(Excerpts from a figure dataset)
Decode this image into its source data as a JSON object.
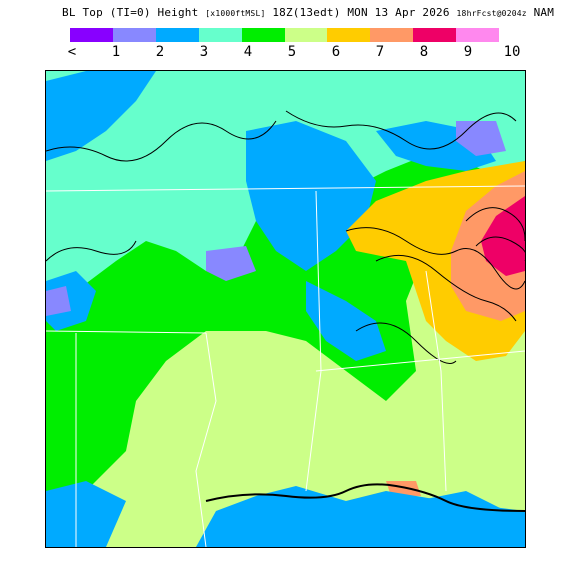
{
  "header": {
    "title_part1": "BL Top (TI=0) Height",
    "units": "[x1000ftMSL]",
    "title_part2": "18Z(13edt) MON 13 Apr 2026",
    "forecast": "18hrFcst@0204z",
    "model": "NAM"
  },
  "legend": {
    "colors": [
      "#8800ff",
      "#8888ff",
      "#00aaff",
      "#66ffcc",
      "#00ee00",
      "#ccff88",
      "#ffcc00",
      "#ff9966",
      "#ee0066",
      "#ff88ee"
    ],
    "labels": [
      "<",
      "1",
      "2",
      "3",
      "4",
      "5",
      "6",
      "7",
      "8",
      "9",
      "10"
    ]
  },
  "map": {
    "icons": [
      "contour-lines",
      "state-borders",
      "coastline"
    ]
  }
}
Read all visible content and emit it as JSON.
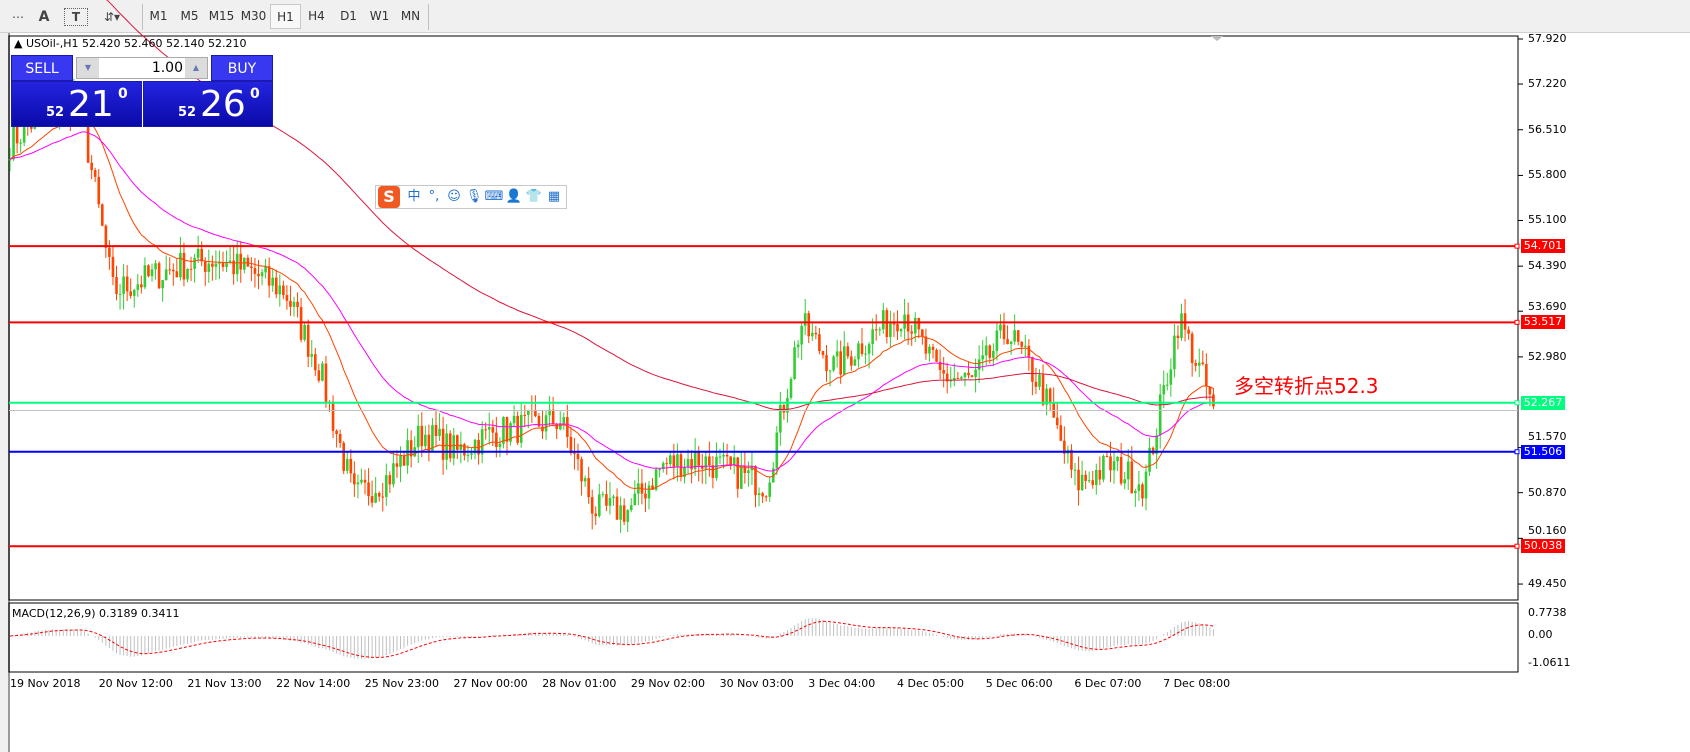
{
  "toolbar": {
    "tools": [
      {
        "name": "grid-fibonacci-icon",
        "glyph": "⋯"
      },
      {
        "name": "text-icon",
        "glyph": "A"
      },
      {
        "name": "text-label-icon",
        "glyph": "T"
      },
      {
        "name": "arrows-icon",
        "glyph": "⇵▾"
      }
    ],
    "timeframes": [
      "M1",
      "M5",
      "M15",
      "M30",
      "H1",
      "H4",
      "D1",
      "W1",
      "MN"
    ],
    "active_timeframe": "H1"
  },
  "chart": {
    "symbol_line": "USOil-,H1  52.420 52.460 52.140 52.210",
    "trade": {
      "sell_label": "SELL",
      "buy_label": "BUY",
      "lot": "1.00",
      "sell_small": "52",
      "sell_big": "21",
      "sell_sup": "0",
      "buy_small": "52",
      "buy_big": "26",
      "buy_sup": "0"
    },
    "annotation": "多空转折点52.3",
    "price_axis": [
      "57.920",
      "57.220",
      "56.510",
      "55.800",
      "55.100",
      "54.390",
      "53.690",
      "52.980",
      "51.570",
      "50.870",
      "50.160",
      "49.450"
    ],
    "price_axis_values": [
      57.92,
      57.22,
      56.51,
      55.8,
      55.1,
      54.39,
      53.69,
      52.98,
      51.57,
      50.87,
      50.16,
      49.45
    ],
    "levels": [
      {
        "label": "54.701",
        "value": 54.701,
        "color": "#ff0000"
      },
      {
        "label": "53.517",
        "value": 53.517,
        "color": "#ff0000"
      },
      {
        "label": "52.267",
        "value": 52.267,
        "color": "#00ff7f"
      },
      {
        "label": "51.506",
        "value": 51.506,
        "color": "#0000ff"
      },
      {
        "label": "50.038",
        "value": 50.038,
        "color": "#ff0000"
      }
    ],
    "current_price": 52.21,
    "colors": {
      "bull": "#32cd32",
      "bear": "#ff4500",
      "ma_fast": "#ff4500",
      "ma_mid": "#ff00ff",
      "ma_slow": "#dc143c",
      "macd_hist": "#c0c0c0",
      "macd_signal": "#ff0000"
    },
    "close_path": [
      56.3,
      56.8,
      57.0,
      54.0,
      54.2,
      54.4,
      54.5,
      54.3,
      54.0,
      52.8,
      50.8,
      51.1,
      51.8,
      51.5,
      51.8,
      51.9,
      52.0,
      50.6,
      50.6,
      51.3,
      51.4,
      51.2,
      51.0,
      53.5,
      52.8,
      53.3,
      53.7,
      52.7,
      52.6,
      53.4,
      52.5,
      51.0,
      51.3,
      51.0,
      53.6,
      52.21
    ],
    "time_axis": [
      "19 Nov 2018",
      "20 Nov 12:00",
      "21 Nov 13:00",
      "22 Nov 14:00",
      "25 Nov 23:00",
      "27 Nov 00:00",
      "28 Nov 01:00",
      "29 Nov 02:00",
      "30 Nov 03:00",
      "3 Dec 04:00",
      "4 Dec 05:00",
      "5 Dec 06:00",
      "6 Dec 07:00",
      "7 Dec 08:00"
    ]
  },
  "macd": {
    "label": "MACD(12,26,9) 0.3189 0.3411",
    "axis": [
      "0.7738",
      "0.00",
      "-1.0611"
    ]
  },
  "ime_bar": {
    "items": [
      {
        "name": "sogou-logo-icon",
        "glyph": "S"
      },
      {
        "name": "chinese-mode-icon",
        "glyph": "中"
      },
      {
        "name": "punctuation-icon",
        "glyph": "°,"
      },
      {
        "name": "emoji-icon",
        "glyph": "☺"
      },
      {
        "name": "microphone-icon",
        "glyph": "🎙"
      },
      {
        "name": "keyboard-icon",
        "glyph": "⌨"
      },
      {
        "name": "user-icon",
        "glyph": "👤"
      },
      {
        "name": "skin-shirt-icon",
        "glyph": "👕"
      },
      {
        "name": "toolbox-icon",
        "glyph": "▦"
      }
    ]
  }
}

# What to do
Go through the listing above and write it out again exactly, dropping the pictures.

# Expected output
Decode this image into its source data as a JSON object.
{
  "header": {
    "title_part1": "BL Top (TI=0) Height",
    "units": "[x1000ftMSL]",
    "title_part2": "18Z(13edt) MON 13 Apr 2026",
    "forecast": "18hrFcst@0204z",
    "model": "NAM"
  },
  "legend": {
    "colors": [
      "#8800ff",
      "#8888ff",
      "#00aaff",
      "#66ffcc",
      "#00ee00",
      "#ccff88",
      "#ffcc00",
      "#ff9966",
      "#ee0066",
      "#ff88ee"
    ],
    "labels": [
      "<",
      "1",
      "2",
      "3",
      "4",
      "5",
      "6",
      "7",
      "8",
      "9",
      "10"
    ]
  },
  "map": {
    "icons": [
      "contour-lines",
      "state-borders",
      "coastline"
    ]
  }
}
Read all visible content and emit it as JSON.
{
  "toolbar": {
    "tools": [
      {
        "name": "grid-fibonacci-icon",
        "glyph": "⋯"
      },
      {
        "name": "text-icon",
        "glyph": "A"
      },
      {
        "name": "text-label-icon",
        "glyph": "T"
      },
      {
        "name": "arrows-icon",
        "glyph": "⇵▾"
      }
    ],
    "timeframes": [
      "M1",
      "M5",
      "M15",
      "M30",
      "H1",
      "H4",
      "D1",
      "W1",
      "MN"
    ],
    "active_timeframe": "H1"
  },
  "chart": {
    "symbol_line": "USOil-,H1  52.420 52.460 52.140 52.210",
    "trade": {
      "sell_label": "SELL",
      "buy_label": "BUY",
      "lot": "1.00",
      "sell_small": "52",
      "sell_big": "21",
      "sell_sup": "0",
      "buy_small": "52",
      "buy_big": "26",
      "buy_sup": "0"
    },
    "annotation": "多空转折点52.3",
    "price_axis": [
      "57.920",
      "57.220",
      "56.510",
      "55.800",
      "55.100",
      "54.390",
      "53.690",
      "52.980",
      "51.570",
      "50.870",
      "50.160",
      "49.450"
    ],
    "price_axis_values": [
      57.92,
      57.22,
      56.51,
      55.8,
      55.1,
      54.39,
      53.69,
      52.98,
      51.57,
      50.87,
      50.16,
      49.45
    ],
    "levels": [
      {
        "label": "54.701",
        "value": 54.701,
        "color": "#ff0000"
      },
      {
        "label": "53.517",
        "value": 53.517,
        "color": "#ff0000"
      },
      {
        "label": "52.267",
        "value": 52.267,
        "color": "#00ff7f"
      },
      {
        "label": "51.506",
        "value": 51.506,
        "color": "#0000ff"
      },
      {
        "label": "50.038",
        "value": 50.038,
        "color": "#ff0000"
      }
    ],
    "current_price": 52.21,
    "colors": {
      "bull": "#32cd32",
      "bear": "#ff4500",
      "ma_fast": "#ff4500",
      "ma_mid": "#ff00ff",
      "ma_slow": "#dc143c",
      "macd_hist": "#c0c0c0",
      "macd_signal": "#ff0000"
    },
    "close_path": [
      56.3,
      56.8,
      57.0,
      54.0,
      54.2,
      54.4,
      54.5,
      54.3,
      54.0,
      52.8,
      50.8,
      51.1,
      51.8,
      51.5,
      51.8,
      51.9,
      52.0,
      50.6,
      50.6,
      51.3,
      51.4,
      51.2,
      51.0,
      53.5,
      52.8,
      53.3,
      53.7,
      52.7,
      52.6,
      53.4,
      52.5,
      51.0,
      51.3,
      51.0,
      53.6,
      52.21
    ],
    "time_axis": [
      "19 Nov 2018",
      "20 Nov 12:00",
      "21 Nov 13:00",
      "22 Nov 14:00",
      "25 Nov 23:00",
      "27 Nov 00:00",
      "28 Nov 01:00",
      "29 Nov 02:00",
      "30 Nov 03:00",
      "3 Dec 04:00",
      "4 Dec 05:00",
      "5 Dec 06:00",
      "6 Dec 07:00",
      "7 Dec 08:00"
    ]
  },
  "macd": {
    "label": "MACD(12,26,9) 0.3189 0.3411",
    "axis": [
      "0.7738",
      "0.00",
      "-1.0611"
    ]
  },
  "ime_bar": {
    "items": [
      {
        "name": "sogou-logo-icon",
        "glyph": "S"
      },
      {
        "name": "chinese-mode-icon",
        "glyph": "中"
      },
      {
        "name": "punctuation-icon",
        "glyph": "°,"
      },
      {
        "name": "emoji-icon",
        "glyph": "☺"
      },
      {
        "name": "microphone-icon",
        "glyph": "🎙"
      },
      {
        "name": "keyboard-icon",
        "glyph": "⌨"
      },
      {
        "name": "user-icon",
        "glyph": "👤"
      },
      {
        "name": "skin-shirt-icon",
        "glyph": "👕"
      },
      {
        "name": "toolbox-icon",
        "glyph": "▦"
      }
    ]
  }
}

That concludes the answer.